GIVEN TASK » Copy all lines in which the word "Cube" can be found.

INPUT ROWS »
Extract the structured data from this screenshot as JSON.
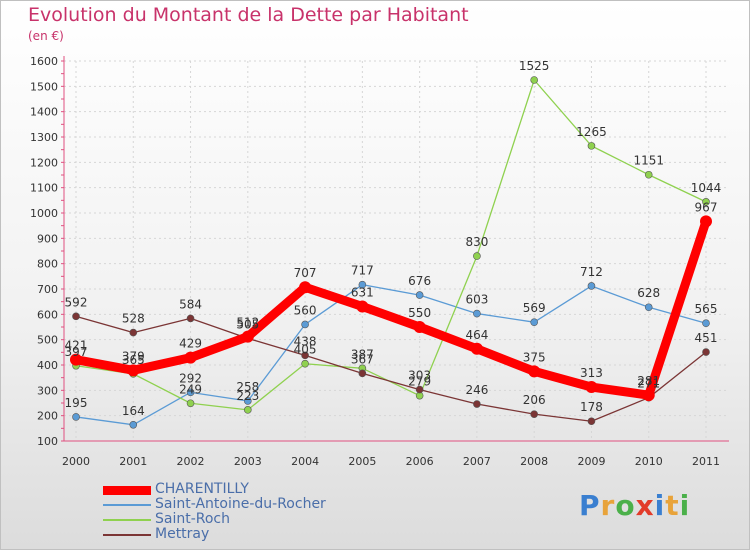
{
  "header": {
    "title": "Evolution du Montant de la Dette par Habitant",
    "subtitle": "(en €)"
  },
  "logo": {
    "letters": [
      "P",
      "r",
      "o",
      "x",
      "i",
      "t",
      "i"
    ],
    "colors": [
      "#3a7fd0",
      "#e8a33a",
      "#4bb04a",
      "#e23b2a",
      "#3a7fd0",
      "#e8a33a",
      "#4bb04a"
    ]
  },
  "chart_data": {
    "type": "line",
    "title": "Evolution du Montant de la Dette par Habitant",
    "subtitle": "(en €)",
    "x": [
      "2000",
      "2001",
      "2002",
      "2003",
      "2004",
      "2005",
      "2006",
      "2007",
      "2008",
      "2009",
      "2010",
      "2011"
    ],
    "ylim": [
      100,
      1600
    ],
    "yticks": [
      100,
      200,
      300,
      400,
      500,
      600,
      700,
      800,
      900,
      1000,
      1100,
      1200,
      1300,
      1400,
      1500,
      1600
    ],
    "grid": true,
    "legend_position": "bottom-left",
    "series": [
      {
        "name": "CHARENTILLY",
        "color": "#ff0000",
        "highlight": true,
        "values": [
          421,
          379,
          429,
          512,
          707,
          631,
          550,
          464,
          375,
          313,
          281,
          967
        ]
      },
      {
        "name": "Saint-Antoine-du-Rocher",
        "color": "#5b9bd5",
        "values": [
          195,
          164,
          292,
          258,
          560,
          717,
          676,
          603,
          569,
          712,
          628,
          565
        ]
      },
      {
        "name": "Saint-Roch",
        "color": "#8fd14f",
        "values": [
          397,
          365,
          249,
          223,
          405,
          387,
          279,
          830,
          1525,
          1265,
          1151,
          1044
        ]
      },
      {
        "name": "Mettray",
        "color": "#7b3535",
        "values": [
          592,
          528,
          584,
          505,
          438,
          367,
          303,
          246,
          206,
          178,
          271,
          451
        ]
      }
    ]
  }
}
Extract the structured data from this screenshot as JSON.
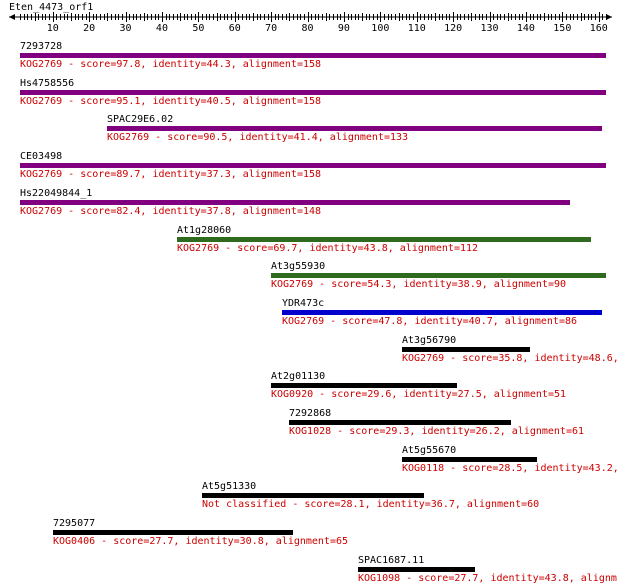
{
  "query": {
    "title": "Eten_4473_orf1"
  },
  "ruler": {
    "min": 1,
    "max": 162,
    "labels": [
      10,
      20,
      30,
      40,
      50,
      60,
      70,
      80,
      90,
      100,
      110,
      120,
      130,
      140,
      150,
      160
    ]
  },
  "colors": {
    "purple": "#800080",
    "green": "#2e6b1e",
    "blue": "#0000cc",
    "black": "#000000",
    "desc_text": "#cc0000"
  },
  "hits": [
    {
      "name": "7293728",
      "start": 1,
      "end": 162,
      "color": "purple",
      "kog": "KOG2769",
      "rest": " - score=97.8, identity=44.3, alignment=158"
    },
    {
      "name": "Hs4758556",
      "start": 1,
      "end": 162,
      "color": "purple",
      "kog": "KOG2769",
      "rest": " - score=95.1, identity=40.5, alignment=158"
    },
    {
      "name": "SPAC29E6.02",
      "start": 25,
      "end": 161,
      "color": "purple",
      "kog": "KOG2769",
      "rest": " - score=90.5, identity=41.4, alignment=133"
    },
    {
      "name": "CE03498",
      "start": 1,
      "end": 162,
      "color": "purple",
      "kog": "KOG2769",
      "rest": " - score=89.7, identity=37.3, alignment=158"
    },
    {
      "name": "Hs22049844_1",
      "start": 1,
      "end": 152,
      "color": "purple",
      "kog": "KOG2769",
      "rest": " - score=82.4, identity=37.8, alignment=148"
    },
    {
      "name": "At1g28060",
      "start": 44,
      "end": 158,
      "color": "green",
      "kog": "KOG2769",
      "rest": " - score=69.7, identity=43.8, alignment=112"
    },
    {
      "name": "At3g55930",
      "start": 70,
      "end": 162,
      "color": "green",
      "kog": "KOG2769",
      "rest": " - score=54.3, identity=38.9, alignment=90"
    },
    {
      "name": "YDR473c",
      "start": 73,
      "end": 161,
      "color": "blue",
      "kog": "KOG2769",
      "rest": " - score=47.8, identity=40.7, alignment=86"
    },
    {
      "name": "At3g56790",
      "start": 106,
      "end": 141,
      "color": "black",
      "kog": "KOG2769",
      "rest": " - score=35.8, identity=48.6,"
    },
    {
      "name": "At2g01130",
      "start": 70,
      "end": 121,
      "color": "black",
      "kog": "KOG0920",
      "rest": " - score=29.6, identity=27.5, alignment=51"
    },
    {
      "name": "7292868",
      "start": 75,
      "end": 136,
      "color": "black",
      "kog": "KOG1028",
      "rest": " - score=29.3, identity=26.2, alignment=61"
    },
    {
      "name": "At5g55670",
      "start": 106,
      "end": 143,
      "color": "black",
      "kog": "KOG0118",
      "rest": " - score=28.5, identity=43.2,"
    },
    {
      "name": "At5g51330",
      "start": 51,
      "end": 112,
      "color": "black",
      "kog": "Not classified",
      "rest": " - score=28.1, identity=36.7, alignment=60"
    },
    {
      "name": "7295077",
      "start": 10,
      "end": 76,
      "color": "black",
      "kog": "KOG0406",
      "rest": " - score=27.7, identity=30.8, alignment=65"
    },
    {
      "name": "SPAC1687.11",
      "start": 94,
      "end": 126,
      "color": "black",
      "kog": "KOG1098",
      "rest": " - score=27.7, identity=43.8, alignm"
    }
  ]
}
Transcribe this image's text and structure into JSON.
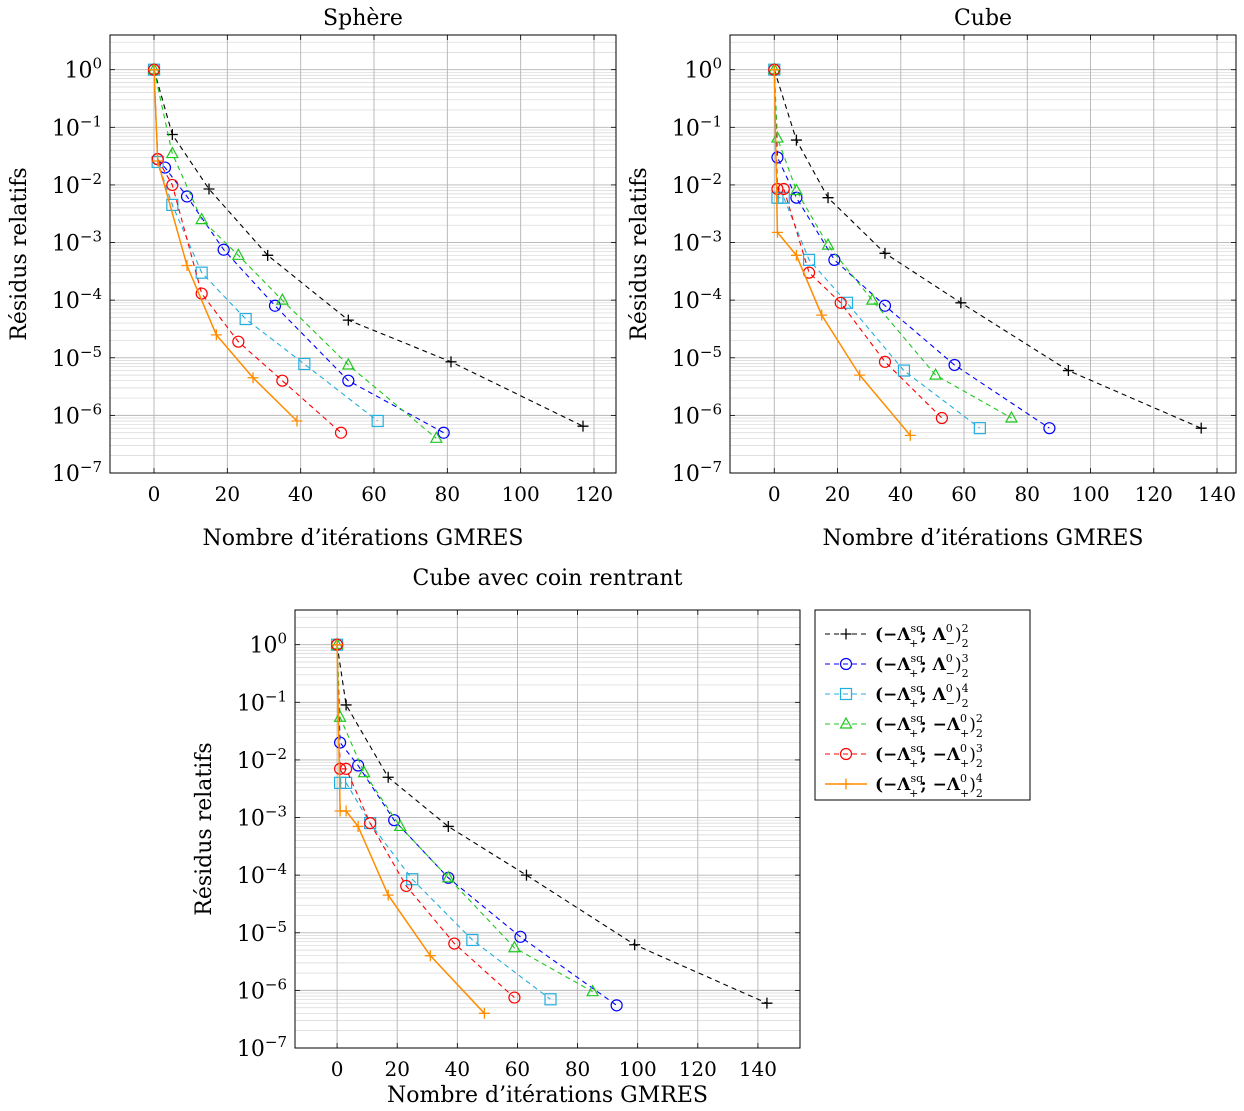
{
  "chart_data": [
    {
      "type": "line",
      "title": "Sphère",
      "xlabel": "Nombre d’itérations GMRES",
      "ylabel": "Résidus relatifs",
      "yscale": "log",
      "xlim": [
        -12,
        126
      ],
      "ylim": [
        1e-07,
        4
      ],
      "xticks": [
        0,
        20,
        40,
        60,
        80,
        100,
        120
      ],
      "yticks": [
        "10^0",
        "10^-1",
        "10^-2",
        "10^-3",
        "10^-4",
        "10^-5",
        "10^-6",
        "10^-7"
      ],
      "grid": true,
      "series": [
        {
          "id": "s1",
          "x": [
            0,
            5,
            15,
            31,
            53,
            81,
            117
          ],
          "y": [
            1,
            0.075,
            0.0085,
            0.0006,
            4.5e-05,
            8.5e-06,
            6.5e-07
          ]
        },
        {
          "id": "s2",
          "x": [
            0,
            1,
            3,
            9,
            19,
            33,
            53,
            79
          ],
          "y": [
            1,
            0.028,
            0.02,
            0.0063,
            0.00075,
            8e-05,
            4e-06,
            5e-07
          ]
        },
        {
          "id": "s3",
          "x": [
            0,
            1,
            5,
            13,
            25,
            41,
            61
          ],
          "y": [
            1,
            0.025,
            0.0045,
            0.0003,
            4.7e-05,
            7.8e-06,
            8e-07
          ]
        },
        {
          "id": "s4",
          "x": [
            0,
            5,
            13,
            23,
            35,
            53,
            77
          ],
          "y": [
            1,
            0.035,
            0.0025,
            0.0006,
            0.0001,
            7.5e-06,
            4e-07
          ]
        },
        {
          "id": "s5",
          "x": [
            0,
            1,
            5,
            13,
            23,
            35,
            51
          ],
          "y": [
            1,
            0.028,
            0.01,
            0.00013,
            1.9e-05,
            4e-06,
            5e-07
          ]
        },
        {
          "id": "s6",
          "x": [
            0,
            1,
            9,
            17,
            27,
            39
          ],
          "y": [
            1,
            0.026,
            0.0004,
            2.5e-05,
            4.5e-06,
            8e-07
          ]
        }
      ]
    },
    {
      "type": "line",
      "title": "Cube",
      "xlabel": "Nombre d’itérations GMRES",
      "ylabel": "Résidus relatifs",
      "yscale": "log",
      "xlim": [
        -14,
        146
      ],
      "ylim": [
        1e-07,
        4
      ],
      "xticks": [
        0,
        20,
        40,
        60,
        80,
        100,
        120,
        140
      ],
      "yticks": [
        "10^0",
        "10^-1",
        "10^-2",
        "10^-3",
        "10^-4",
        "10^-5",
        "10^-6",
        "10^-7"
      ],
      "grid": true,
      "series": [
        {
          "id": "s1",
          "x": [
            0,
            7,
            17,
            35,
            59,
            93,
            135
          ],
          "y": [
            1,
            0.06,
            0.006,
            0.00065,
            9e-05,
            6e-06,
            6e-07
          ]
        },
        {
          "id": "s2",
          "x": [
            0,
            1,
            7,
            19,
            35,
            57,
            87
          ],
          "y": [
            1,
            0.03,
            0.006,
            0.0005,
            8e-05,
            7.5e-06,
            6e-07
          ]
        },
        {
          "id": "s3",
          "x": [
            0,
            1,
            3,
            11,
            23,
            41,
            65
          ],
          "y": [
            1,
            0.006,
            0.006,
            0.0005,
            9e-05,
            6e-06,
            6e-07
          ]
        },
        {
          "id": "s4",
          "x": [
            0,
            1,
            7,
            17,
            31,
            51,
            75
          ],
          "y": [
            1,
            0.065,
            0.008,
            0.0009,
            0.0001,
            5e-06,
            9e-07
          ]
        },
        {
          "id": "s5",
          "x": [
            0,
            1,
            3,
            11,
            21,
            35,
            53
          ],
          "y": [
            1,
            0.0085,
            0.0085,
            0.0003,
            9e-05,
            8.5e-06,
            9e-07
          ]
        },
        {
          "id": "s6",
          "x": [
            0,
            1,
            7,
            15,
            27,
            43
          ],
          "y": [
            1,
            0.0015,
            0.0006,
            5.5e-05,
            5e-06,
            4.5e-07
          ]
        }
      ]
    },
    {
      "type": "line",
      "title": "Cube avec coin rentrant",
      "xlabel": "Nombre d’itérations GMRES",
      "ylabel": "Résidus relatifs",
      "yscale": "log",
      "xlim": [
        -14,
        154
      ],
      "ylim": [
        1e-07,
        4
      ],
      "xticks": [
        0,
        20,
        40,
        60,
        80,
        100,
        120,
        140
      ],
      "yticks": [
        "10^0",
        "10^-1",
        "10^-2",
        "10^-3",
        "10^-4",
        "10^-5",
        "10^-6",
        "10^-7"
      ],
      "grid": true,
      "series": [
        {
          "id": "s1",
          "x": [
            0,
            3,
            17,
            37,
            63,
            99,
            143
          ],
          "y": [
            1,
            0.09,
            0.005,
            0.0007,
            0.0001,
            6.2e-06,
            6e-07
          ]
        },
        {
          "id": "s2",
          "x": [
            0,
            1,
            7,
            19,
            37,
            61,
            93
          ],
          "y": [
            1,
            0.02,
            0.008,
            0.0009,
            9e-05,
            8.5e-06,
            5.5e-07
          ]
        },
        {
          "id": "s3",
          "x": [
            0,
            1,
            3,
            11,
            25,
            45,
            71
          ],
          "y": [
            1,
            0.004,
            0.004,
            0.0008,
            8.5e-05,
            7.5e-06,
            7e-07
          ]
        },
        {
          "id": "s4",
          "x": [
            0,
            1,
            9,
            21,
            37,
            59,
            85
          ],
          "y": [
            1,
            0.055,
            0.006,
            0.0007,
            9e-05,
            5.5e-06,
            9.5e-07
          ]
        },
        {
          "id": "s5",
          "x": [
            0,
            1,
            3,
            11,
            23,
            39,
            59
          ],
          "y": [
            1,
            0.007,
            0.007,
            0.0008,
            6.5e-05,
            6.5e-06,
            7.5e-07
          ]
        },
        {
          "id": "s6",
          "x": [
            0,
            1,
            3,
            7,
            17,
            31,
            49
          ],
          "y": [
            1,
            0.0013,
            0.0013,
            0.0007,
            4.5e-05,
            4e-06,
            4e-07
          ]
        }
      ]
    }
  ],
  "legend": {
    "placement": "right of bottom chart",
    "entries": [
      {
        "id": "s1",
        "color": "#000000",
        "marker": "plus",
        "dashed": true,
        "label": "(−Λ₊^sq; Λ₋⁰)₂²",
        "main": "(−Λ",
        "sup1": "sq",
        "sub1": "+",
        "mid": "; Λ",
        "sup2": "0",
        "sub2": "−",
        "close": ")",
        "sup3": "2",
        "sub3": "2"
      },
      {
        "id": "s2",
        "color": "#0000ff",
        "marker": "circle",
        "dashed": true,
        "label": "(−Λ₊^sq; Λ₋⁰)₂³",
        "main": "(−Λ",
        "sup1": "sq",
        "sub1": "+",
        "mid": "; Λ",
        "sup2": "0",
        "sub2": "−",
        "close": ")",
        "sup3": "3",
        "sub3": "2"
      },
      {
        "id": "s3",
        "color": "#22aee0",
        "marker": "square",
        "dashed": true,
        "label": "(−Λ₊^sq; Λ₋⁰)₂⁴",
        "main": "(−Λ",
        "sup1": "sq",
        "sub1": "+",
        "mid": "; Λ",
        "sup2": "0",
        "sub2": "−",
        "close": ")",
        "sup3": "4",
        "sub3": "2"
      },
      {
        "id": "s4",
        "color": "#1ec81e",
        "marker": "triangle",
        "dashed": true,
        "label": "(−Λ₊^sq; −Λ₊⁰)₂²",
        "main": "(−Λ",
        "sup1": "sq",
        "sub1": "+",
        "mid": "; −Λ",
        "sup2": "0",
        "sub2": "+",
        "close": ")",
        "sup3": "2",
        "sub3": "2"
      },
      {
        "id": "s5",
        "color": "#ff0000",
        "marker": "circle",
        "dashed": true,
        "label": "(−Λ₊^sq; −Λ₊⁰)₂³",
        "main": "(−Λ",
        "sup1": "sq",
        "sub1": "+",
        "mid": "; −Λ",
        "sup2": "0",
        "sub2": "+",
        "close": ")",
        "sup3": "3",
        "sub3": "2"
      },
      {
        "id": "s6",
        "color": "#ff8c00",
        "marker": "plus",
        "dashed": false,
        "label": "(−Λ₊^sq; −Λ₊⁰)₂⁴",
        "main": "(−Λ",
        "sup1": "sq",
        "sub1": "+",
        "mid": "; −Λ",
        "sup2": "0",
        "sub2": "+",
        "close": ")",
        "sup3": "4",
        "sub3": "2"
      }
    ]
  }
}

SOLVED PROBLEM »
      "title": "Cube",
      "title": "Cube avec coin rentrant",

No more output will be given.